- [What to produce] Pick every line with "suppuration" from the material below.

— start of Data —

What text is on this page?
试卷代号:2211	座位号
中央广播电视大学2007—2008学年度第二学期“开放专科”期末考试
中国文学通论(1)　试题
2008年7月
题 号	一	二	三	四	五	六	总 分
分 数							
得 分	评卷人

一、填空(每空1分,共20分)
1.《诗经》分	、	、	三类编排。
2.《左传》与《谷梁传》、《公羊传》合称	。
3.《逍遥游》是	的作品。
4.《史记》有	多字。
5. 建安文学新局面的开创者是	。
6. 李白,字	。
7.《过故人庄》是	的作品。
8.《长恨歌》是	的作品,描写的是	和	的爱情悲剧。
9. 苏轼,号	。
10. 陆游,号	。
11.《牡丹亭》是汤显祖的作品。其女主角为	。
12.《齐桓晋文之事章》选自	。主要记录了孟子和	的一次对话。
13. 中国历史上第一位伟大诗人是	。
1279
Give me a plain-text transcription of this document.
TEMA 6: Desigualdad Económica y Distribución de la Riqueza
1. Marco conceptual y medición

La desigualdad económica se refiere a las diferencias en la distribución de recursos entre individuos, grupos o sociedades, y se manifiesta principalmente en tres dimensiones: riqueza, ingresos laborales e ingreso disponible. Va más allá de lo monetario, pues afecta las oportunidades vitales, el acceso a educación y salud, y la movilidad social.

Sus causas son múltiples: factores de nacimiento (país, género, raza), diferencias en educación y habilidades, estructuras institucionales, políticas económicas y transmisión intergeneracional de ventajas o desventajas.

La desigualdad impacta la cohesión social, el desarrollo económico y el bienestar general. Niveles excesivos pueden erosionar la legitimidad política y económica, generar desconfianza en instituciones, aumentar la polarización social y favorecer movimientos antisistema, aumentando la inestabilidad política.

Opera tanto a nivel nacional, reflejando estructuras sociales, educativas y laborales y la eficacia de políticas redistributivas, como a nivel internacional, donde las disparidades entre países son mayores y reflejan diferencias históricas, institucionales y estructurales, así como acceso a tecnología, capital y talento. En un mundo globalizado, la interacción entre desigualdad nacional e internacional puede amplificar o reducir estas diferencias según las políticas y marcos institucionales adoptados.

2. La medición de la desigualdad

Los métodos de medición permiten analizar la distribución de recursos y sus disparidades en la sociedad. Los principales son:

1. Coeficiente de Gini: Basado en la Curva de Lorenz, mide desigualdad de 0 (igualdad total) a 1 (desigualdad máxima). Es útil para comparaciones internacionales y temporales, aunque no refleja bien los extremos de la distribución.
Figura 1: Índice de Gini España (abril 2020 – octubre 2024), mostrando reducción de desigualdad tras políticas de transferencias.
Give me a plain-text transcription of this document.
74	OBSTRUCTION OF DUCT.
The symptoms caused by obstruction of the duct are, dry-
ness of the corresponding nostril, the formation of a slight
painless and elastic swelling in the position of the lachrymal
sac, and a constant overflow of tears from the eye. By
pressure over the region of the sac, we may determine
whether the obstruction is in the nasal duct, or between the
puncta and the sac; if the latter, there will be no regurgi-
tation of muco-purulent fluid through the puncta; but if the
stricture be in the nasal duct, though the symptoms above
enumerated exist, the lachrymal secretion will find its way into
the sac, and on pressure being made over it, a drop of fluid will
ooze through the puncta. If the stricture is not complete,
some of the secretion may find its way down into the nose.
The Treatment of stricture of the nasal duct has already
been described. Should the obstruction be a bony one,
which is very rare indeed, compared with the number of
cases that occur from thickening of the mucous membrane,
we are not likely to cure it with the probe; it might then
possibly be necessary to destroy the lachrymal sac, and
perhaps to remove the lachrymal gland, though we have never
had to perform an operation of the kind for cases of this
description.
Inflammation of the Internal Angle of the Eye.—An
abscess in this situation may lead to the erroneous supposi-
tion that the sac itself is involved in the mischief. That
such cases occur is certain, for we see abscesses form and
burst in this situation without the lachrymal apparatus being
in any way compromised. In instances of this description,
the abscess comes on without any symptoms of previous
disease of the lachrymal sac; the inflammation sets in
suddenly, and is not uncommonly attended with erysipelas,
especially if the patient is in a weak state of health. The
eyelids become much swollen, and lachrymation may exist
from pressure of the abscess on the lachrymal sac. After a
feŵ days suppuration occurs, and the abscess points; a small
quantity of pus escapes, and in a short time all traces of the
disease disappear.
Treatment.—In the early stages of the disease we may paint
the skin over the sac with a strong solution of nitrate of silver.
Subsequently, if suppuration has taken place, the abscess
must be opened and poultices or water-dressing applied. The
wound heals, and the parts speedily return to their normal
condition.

— end of Data —

- [Full solution]
feŵ days suppuration occurs, and the abscess points; a small
Subsequently, if suppuration has taken place, the abscess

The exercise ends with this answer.